→ **YOUR TASK**: Without the pictures, output the records below word for word.

→ **SUPPLIED RECORDS**:
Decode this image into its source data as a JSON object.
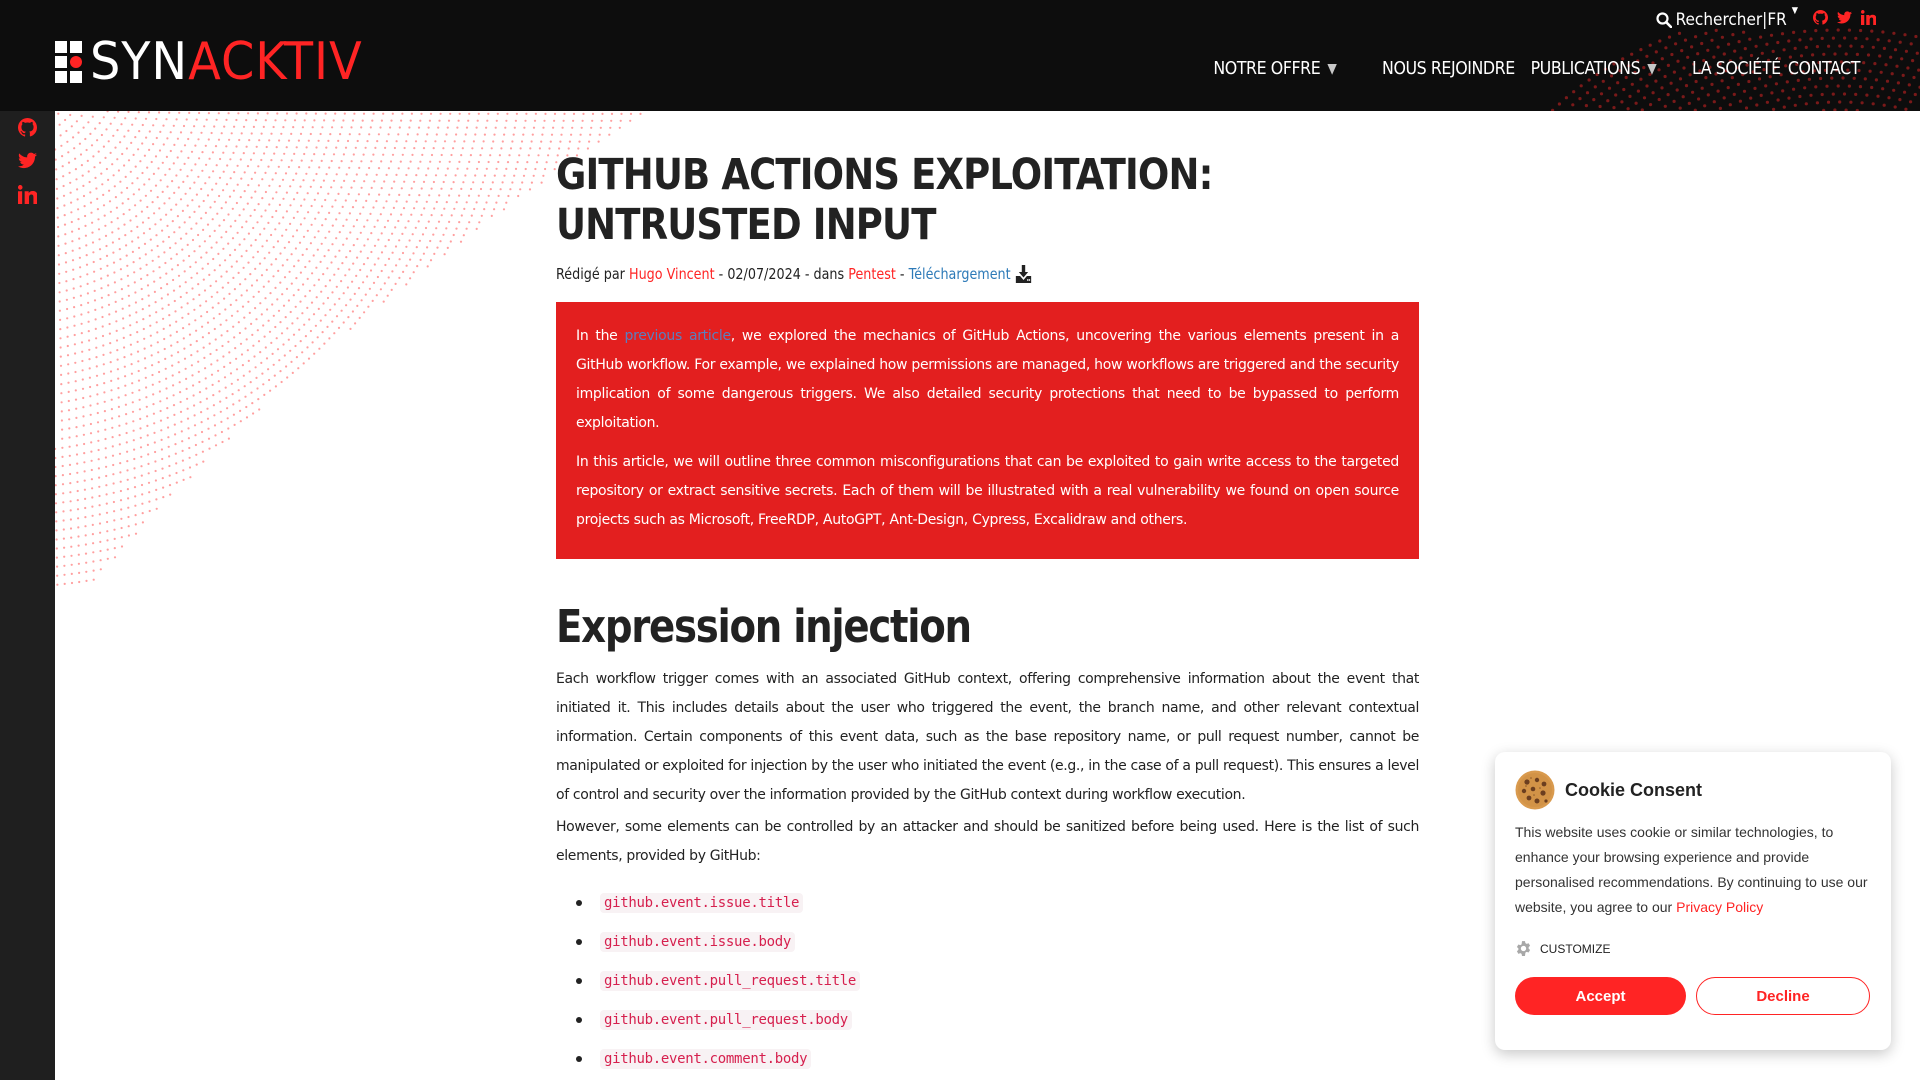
{
  "header": {
    "logo": {
      "part1": "SYN",
      "part2": "ACKTIV"
    },
    "topbar": {
      "search_label": "Rechercher",
      "separator": "|",
      "language": "FR",
      "social": [
        "github-icon",
        "twitter-icon",
        "linkedin-icon"
      ]
    },
    "nav": [
      {
        "label": "NOTRE OFFRE",
        "dropdown": true
      },
      {
        "label": "NOUS REJOINDRE",
        "dropdown": false
      },
      {
        "label": "PUBLICATIONS",
        "dropdown": true
      },
      {
        "label": "LA SOCIÉTÉ",
        "dropdown": false
      },
      {
        "label": "CONTACT",
        "dropdown": false
      }
    ],
    "dropdown_glyph": "▼"
  },
  "sidebar": {
    "social": [
      "github-icon",
      "twitter-icon",
      "linkedin-icon"
    ]
  },
  "article": {
    "title": "GITHUB ACTIONS EXPLOITATION: UNTRUSTED INPUT",
    "meta": {
      "written_by": "Rédigé par",
      "author": "Hugo Vincent",
      "sep1": " - ",
      "date": "02/07/2024",
      "in_label": " - dans ",
      "category": "Pentest",
      "sep2": " - ",
      "download": "Téléchargement"
    },
    "intro": {
      "p1_before": "In the ",
      "p1_link": "previous article",
      "p1_after": ", we explored the mechanics of GitHub Actions, uncovering the various elements present in a GitHub workflow. For example, we explained how permissions are managed, how workflows are triggered and the security implication of some dangerous triggers. We also detailed security protections that need to be bypassed to perform exploitation.",
      "p2": "In this article, we will outline three common misconfigurations that can be exploited to gain write access to the targeted repository or extract sensitive secrets. Each of them will be illustrated with a real vulnerability we found on open source projects such as Microsoft, FreeRDP, AutoGPT, Ant-Design, Cypress, Excalidraw and others."
    },
    "section_title": "Expression injection",
    "paragraphs": [
      "Each workflow trigger comes with an associated GitHub context, offering comprehensive information about the event that initiated it. This includes details about the user who triggered the event, the branch name, and other relevant contextual information. Certain components of this event data, such as the base repository name, or pull request number, cannot be manipulated or exploited for injection by the user who initiated the event (e.g., in the case of a pull request). This ensures a level of control and security over the information provided by the GitHub context during workflow execution.",
      "However, some elements can be controlled by an attacker and should be sanitized before being used. Here is the list of such elements, provided by GitHub:"
    ],
    "code_items": [
      "github.event.issue.title",
      "github.event.issue.body",
      "github.event.pull_request.title",
      "github.event.pull_request.body",
      "github.event.comment.body"
    ]
  },
  "cookie": {
    "title": "Cookie Consent",
    "text": "This website uses cookie or similar technologies, to enhance your browsing experience and provide personalised recommendations. By continuing to use our website, you agree to our ",
    "policy_link": "Privacy Policy",
    "customize": "CUSTOMIZE",
    "accept": "Accept",
    "decline": "Decline"
  },
  "colors": {
    "brand_red": "#ff2424",
    "intro_bg": "#e31f1f",
    "header_bg": "#0d0d0d",
    "sidebar_bg": "#1f1f1f",
    "link_blue": "#2d7ab8",
    "code_color": "#d6204e"
  }
}
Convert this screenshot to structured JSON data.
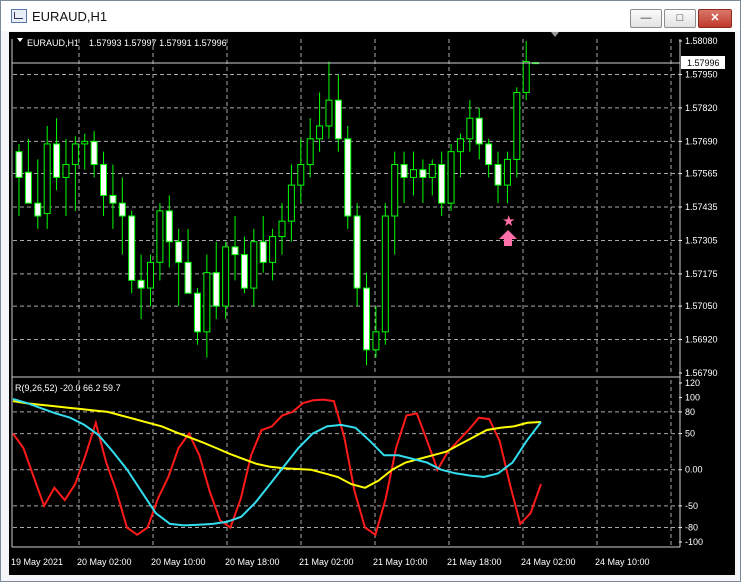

→ **OUTPUT BELOW**:
Decode this image into its source data as a JSON object.
{
  "header": {
    "logo": {
      "part1": "SYN",
      "part2": "ACKTIV"
    },
    "topbar": {
      "search_label": "Rechercher",
      "separator": "|",
      "language": "FR",
      "social": [
        "github-icon",
        "twitter-icon",
        "linkedin-icon"
      ]
    },
    "nav": [
      {
        "label": "NOTRE OFFRE",
        "dropdown": true
      },
      {
        "label": "NOUS REJOINDRE",
        "dropdown": false
      },
      {
        "label": "PUBLICATIONS",
        "dropdown": true
      },
      {
        "label": "LA SOCIÉTÉ",
        "dropdown": false
      },
      {
        "label": "CONTACT",
        "dropdown": false
      }
    ],
    "dropdown_glyph": "▼"
  },
  "sidebar": {
    "social": [
      "github-icon",
      "twitter-icon",
      "linkedin-icon"
    ]
  },
  "article": {
    "title": "GITHUB ACTIONS EXPLOITATION: UNTRUSTED INPUT",
    "meta": {
      "written_by": "Rédigé par",
      "author": "Hugo Vincent",
      "sep1": " - ",
      "date": "02/07/2024",
      "in_label": " - dans ",
      "category": "Pentest",
      "sep2": " - ",
      "download": "Téléchargement"
    },
    "intro": {
      "p1_before": "In the ",
      "p1_link": "previous article",
      "p1_after": ", we explored the mechanics of GitHub Actions, uncovering the various elements present in a GitHub workflow. For example, we explained how permissions are managed, how workflows are triggered and the security implication of some dangerous triggers. We also detailed security protections that need to be bypassed to perform exploitation.",
      "p2": "In this article, we will outline three common misconfigurations that can be exploited to gain write access to the targeted repository or extract sensitive secrets. Each of them will be illustrated with a real vulnerability we found on open source projects such as Microsoft, FreeRDP, AutoGPT, Ant-Design, Cypress, Excalidraw and others."
    },
    "section_title": "Expression injection",
    "paragraphs": [
      "Each workflow trigger comes with an associated GitHub context, offering comprehensive information about the event that initiated it. This includes details about the user who triggered the event, the branch name, and other relevant contextual information. Certain components of this event data, such as the base repository name, or pull request number, cannot be manipulated or exploited for injection by the user who initiated the event (e.g., in the case of a pull request). This ensures a level of control and security over the information provided by the GitHub context during workflow execution.",
      "However, some elements can be controlled by an attacker and should be sanitized before being used. Here is the list of such elements, provided by GitHub:"
    ],
    "code_items": [
      "github.event.issue.title",
      "github.event.issue.body",
      "github.event.pull_request.title",
      "github.event.pull_request.body",
      "github.event.comment.body"
    ]
  },
  "cookie": {
    "title": "Cookie Consent",
    "text": "This website uses cookie or similar technologies, to enhance your browsing experience and provide personalised recommendations. By continuing to use our website, you agree to our ",
    "policy_link": "Privacy Policy",
    "customize": "CUSTOMIZE",
    "accept": "Accept",
    "decline": "Decline"
  },
  "colors": {
    "brand_red": "#ff2424",
    "intro_bg": "#e31f1f",
    "header_bg": "#0d0d0d",
    "sidebar_bg": "#1f1f1f",
    "link_blue": "#2d7ab8",
    "code_color": "#d6204e"
  }
}
Convert this screenshot to structured JSON data.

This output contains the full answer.